[TESTO DA LEGGERE]
▼
Tutto ciò contribuisce a spiegare l’ascesa apparentemente irresistibile dell’Isis, lo Stato islamico della Siria e dell’Iraq, che ora si è spinto fino alle coste della Libia e cerca alleanze, in regime di franchising, in mezzo mondo, dal Ciad alla Nigeria di Boko Haram, dal sud della Tunisia e dell’Algeria al Sinai e allo Yemen. Come spiega molto bene Patrick Cockburn in L’ascesa dello stato islamico. Il ritorno del Jihadismo (Stampa alternativa, febbraio 2014), il dilagare dello jihadismo sarebbe incomprensibile senza il ruolo trentennale dell’occidente nei sussulti di un mondo che va da Tangeri alla Cina. Più di altri saggi che stanno uscendo in queste settimane (Domenico Quirico, Il grande califfato, Neri Pozza, e Maurizio Molinari, Il Califfo del terrore, Rizzoli), Cockburn insiste sull’implicazione di fattori micro e macro nel «sorprendente» successo del Califfo.
Se l’Isis si nutre di una concezione medievale dell’Islam (peraltro identica a quella dei sauditi) ed è capace di amministrare bene, come sostiene Molinari, cioè di imporre l’ordine assoluto nel territori conquistati, è anche vero che le armi e i denari necessari alla conquista provengono dalla Turchia, dal Qatar e dall’Arabia Saudita (e indirettamente dall’occidente). Non c’è alcuna meraviglia nel fatto che iracheni e siriani, stremati da guerre civili interminabili, preferiscano alla morte quotidiana l’ordine cupo ma stabile del Califfo. Lo stesso era successo in Afghanistan con i talebani prima dell’11 settembre 2001. Ma quello che conta è che il petrolio iracheno e siriano, e i tank e gli Humvee destinati all’esercito di Baghdad, finiscono nelle mani del Califfo.
▲
[ELENCO RIGHE]
▼
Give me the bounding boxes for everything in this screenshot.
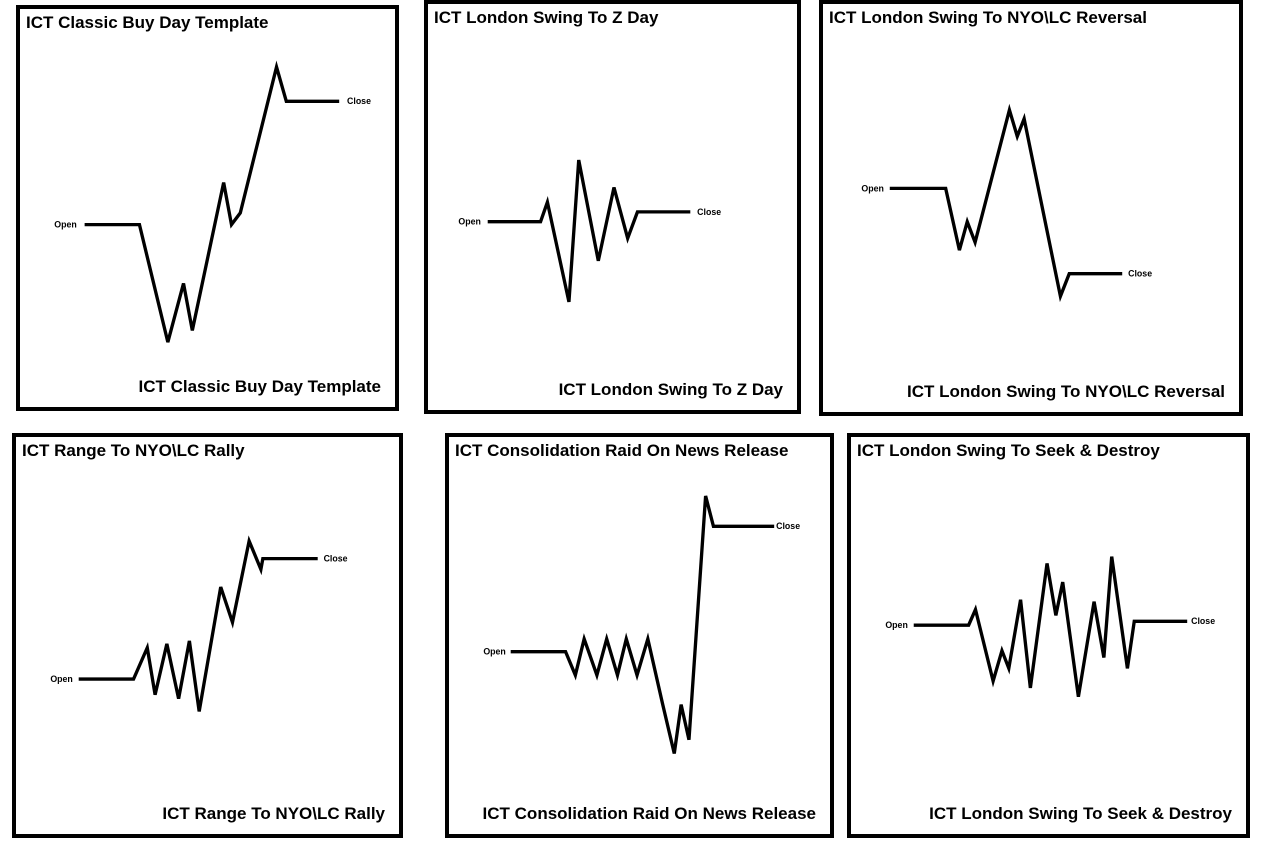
price-path-line — [913, 556, 1188, 698]
panel-title-bottom: ICT London Swing To Z Day — [558, 380, 783, 399]
diagram-panel-london-swing-seek-destroy: Open Close ICT London Swing To Seek & De… — [847, 433, 1250, 838]
close-label: Close — [1128, 269, 1152, 279]
close-label: Close — [697, 207, 721, 217]
diagram-panel-range-nyo-lc-rally: Open Close ICT Range To NYO\LC Rally ICT… — [12, 433, 403, 838]
diagram-panel-london-swing-z-day: Open Close ICT London Swing To Z Day ICT… — [424, 0, 801, 414]
price-path-line — [84, 60, 340, 343]
price-path-line — [889, 103, 1123, 303]
diagram-panel-classic-buy-day: Open Close ICT Classic Buy Day Template … — [16, 5, 399, 411]
price-path-diagram: Open Close — [861, 103, 1152, 303]
panel-title-top: ICT London Swing To Z Day — [434, 8, 659, 27]
panel-title-top: ICT Consolidation Raid On News Release — [455, 441, 789, 460]
panel-title-top: ICT Range To NYO\LC Rally — [22, 441, 245, 460]
panel-title-bottom: ICT London Swing To Seek & Destroy — [929, 804, 1232, 823]
panel-title-bottom: ICT Consolidation Raid On News Release — [482, 804, 816, 823]
panel-title-bottom: ICT Classic Buy Day Template — [138, 377, 382, 396]
panel-title-top: ICT London Swing To NYO\LC Reversal — [829, 8, 1147, 27]
price-path-line — [510, 495, 775, 754]
price-path-diagram: Open Close — [458, 159, 721, 303]
panel-title-bottom: ICT Range To NYO\LC Rally — [162, 804, 385, 823]
panel-title-bottom: ICT London Swing To NYO\LC Reversal — [907, 382, 1225, 401]
price-path-diagram: Open Close — [483, 495, 800, 754]
price-path-diagram: Open Close — [885, 556, 1215, 698]
diagram-panel-consolidation-raid-news: Open Close ICT Consolidation Raid On New… — [445, 433, 834, 838]
close-label: Close — [324, 554, 348, 564]
price-path-line — [78, 535, 318, 712]
close-label: Close — [776, 521, 800, 531]
close-label: Close — [1191, 616, 1215, 626]
open-label: Open — [861, 183, 884, 193]
diagram-panel-london-swing-nyo-lc-reversal: Open Close ICT London Swing To NYO\LC Re… — [819, 0, 1243, 416]
open-label: Open — [885, 620, 908, 630]
price-path-line — [487, 159, 691, 303]
open-label: Open — [483, 647, 505, 657]
price-path-diagram: Open Close — [50, 535, 348, 712]
price-path-diagram: Open Close — [54, 60, 371, 343]
open-label: Open — [458, 217, 480, 227]
panel-title-top: ICT London Swing To Seek & Destroy — [857, 441, 1160, 460]
open-label: Open — [54, 220, 76, 230]
close-label: Close — [347, 96, 371, 106]
panel-title-top: ICT Classic Buy Day Template — [26, 13, 269, 32]
open-label: Open — [50, 674, 72, 684]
▲
[COMPITI DA SVOLGERE]
• 1. Nel testo sull'Isis, da dove provengono le armi e i denari necessari alla conquista?
• 2. Trascrivi dal testo sull'Isis il brano che comincia con le parole "Tutto ciò contribuisce" e si chiude dopo le parole "successo del Califfo.".

[RISPOSTE ATTESE]
• 1. Dalla Turchia, dal Qatar e dall'Arabia Saudita, e indirettamente dall'occidente.

• 2.
Tutto ciò contribuisce a spiegare l’ascesa apparentemente irresistibile dell’Isis, lo Stato islamico della Siria e dell’Iraq, che ora si è spinto fino alle coste della Libia e cerca alleanze, in regime di franchising, in mezzo mondo, dal Ciad alla Nigeria di Boko Haram, dal sud della Tunisia e dell’Algeria al Sinai e allo Yemen. Come spiega molto bene Patrick Cockburn in L’ascesa dello stato islamico. Il ritorno del Jihadismo (Stampa alternativa, febbraio 2014), il dilagare dello jihadismo sarebbe incomprensibile senza il ruolo trentennale dell’occidente nei sussulti di un mondo che va da Tangeri alla Cina. Più di altri saggi che stanno uscendo in queste settimane (Domenico Quirico, Il grande califfato, Neri Pozza, e Maurizio Molinari, Il Califfo del terrore, Rizzoli), Cockburn insiste sull’implicazione di fattori micro e macro nel «sorprendente» successo del Califfo.